◆ **Directive**: Render every line of the records below as a two-column Markdown table headed Row and Record line, numbering the rows from 1. Skip blank lines and leave out the picture.

◆ **Data to process**:

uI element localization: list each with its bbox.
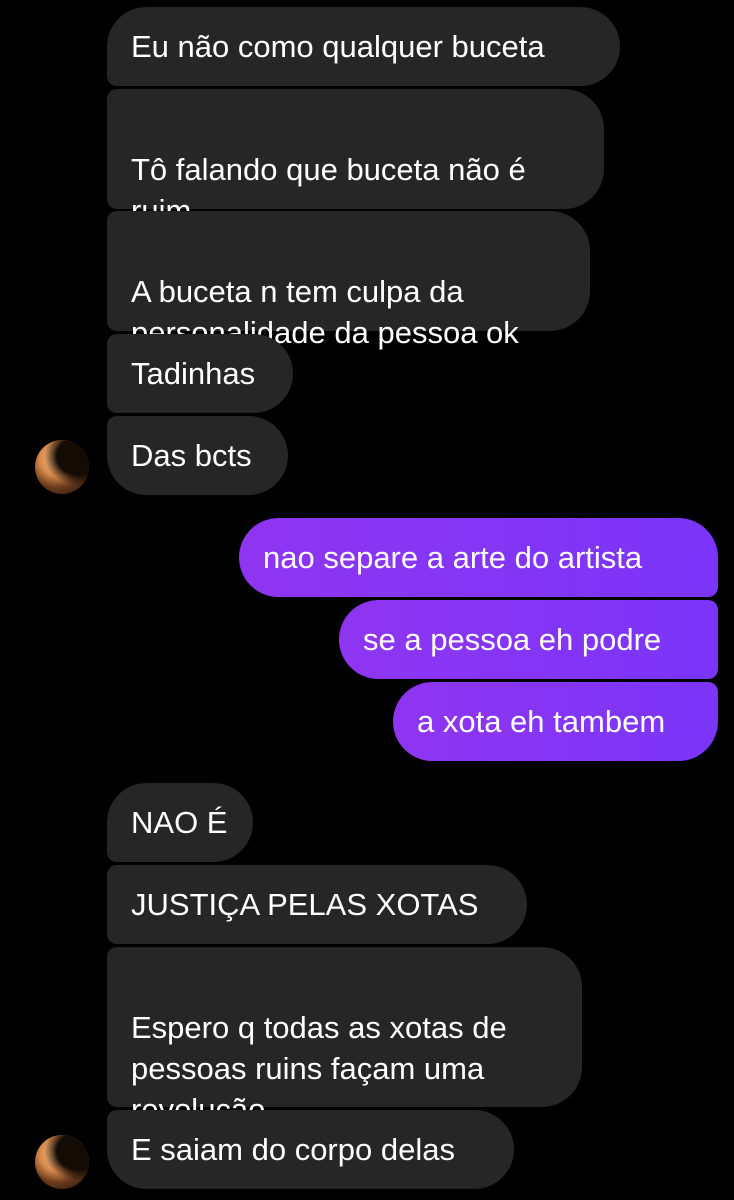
received-message[interactable]: A buceta n tem culpa da personalidade da… xyxy=(107,211,590,350)
received-message[interactable]: Tô falando que buceta não é ruim xyxy=(107,89,604,228)
message-text: nao separe a arte do artista xyxy=(263,540,643,575)
sent-message[interactable]: se a pessoa eh podre xyxy=(339,600,718,679)
received-message[interactable]: E saiam do corpo delas xyxy=(107,1110,514,1189)
received-message[interactable]: NAO É xyxy=(107,783,253,862)
sent-message[interactable]: nao separe a arte do artista xyxy=(239,518,718,597)
avatar-photo xyxy=(35,1135,89,1189)
message-text: Das bcts xyxy=(131,438,252,473)
received-message[interactable]: Eu não como qualquer buceta xyxy=(107,7,620,86)
message-text: E saiam do corpo delas xyxy=(131,1132,455,1167)
message-text: a xota eh tambem xyxy=(417,704,666,739)
received-message[interactable]: Espero q todas as xotas de pessoas ruins… xyxy=(107,947,582,1127)
message-text: Tadinhas xyxy=(131,356,256,391)
received-message[interactable]: Das bcts xyxy=(107,416,288,495)
message-text: Eu não como qualquer buceta xyxy=(131,29,545,64)
contact-avatar-icon[interactable] xyxy=(35,440,89,494)
message-text: se a pessoa eh podre xyxy=(363,622,662,657)
received-message[interactable]: Tadinhas xyxy=(107,334,293,413)
avatar-photo xyxy=(35,440,89,494)
message-text: NAO É xyxy=(131,805,228,840)
sent-message[interactable]: a xota eh tambem xyxy=(393,682,718,761)
message-text: JUSTIÇA PELAS XOTAS xyxy=(131,887,479,922)
received-message[interactable]: JUSTIÇA PELAS XOTAS xyxy=(107,865,527,944)
contact-avatar-icon[interactable] xyxy=(35,1135,89,1189)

◆ **Task answer**:
| Row | Record line |
|---|---|
| 1 | uI element localization: list each with its bbox. |
| 2 | received-message[interactable]: A buceta n tem culpa da personalidade da… xyxy=(107,211,590,350) |
| 3 | received-message[interactable]: Tô falando que buceta não é ruim xyxy=(107,89,604,228) |
| 4 | message-text: nao separe a arte do artista xyxy=(263,540,643,575) |
| 5 | sent-message[interactable]: se a pessoa eh podre xyxy=(339,600,718,679) |
| 6 | received-message[interactable]: E saiam do corpo delas xyxy=(107,1110,514,1189) |
| 7 | received-message[interactable]: NAO É xyxy=(107,783,253,862) |
| 8 | sent-message[interactable]: nao separe a arte do artista xyxy=(239,518,718,597) |
| 9 | avatar-photo xyxy=(35,1135,89,1189) |
| 10 | message-text: Das bcts xyxy=(131,438,252,473) |
| 11 | received-message[interactable]: Eu não como qualquer buceta xyxy=(107,7,620,86) |
| 12 | message-text: E saiam do corpo delas xyxy=(131,1132,455,1167) |
| 13 | message-text: a xota eh tambem xyxy=(417,704,666,739) |
| 14 | received-message[interactable]: Espero q todas as xotas de pessoas ruins… xyxy=(107,947,582,1127) |
| 15 | message-text: Tadinhas xyxy=(131,356,256,391) |
| 16 | received-message[interactable]: Das bcts xyxy=(107,416,288,495) |
| 17 | message-text: Eu não como qualquer buceta xyxy=(131,29,545,64) |
| 18 | contact-avatar-icon[interactable] xyxy=(35,440,89,494) |
| 19 | message-text: se a pessoa eh podre xyxy=(363,622,662,657) |
| 20 | received-message[interactable]: Tadinhas xyxy=(107,334,293,413) |
| 21 | avatar-photo xyxy=(35,440,89,494) |
| 22 | message-text: NAO É xyxy=(131,805,228,840) |
| 23 | sent-message[interactable]: a xota eh tambem xyxy=(393,682,718,761) |
| 24 | message-text: JUSTIÇA PELAS XOTAS xyxy=(131,887,479,922) |
| 25 | received-message[interactable]: JUSTIÇA PELAS XOTAS xyxy=(107,865,527,944) |
| 26 | contact-avatar-icon[interactable] xyxy=(35,1135,89,1189) |